[start]

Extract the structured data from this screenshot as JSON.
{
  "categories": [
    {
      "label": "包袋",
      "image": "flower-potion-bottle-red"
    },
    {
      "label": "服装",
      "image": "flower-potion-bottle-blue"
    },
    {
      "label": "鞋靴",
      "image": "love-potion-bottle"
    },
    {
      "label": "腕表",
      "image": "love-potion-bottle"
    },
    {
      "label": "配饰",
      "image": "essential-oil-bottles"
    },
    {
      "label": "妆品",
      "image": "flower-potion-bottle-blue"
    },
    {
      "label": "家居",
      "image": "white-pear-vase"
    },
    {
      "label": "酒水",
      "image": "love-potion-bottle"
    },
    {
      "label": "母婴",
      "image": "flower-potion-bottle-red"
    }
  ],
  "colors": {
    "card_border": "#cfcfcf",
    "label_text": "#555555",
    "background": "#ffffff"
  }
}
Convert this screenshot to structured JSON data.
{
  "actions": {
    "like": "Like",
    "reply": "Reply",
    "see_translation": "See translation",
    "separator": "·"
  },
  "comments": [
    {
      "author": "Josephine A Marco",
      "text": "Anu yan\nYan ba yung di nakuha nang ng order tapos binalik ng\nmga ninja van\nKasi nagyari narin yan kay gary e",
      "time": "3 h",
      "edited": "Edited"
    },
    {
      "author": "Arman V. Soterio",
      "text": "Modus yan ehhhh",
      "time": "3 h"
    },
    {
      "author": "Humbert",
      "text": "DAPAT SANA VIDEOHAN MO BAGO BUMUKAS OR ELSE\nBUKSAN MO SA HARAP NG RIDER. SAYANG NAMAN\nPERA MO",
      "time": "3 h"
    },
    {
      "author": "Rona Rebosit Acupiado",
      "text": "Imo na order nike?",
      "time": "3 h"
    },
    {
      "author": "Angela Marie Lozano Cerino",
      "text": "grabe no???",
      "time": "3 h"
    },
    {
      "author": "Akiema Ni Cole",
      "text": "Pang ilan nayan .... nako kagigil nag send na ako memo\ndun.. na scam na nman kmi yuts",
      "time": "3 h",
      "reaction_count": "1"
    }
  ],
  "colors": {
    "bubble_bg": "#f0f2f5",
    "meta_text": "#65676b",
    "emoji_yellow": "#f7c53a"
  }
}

[end]

== TASK STATEMENT ==
Copy, character for character, the lines from the line that holds "Convert this screenshot" through the final line of the records above.

== EXPECTED OUTPUT ==
Convert this screenshot to structured JSON data.
{
  "actions": {
    "like": "Like",
    "reply": "Reply",
    "see_translation": "See translation",
    "separator": "·"
  },
  "comments": [
    {
      "author": "Josephine A Marco",
      "text": "Anu yan\nYan ba yung di nakuha nang ng order tapos binalik ng\nmga ninja van\nKasi nagyari narin yan kay gary e",
      "time": "3 h",
      "edited": "Edited"
    },
    {
      "author": "Arman V. Soterio",
      "text": "Modus yan ehhhh",
      "time": "3 h"
    },
    {
      "author": "Humbert",
      "text": "DAPAT SANA VIDEOHAN MO BAGO BUMUKAS OR ELSE\nBUKSAN MO SA HARAP NG RIDER. SAYANG NAMAN\nPERA MO",
      "time": "3 h"
    },
    {
      "author": "Rona Rebosit Acupiado",
      "text": "Imo na order nike?",
      "time": "3 h"
    },
    {
      "author": "Angela Marie Lozano Cerino",
      "text": "grabe no???",
      "time": "3 h"
    },
    {
      "author": "Akiema Ni Cole",
      "text": "Pang ilan nayan .... nako kagigil nag send na ako memo\ndun.. na scam na nman kmi yuts",
      "time": "3 h",
      "reaction_count": "1"
    }
  ],
  "colors": {
    "bubble_bg": "#f0f2f5",
    "meta_text": "#65676b",
    "emoji_yellow": "#f7c53a"
  }
}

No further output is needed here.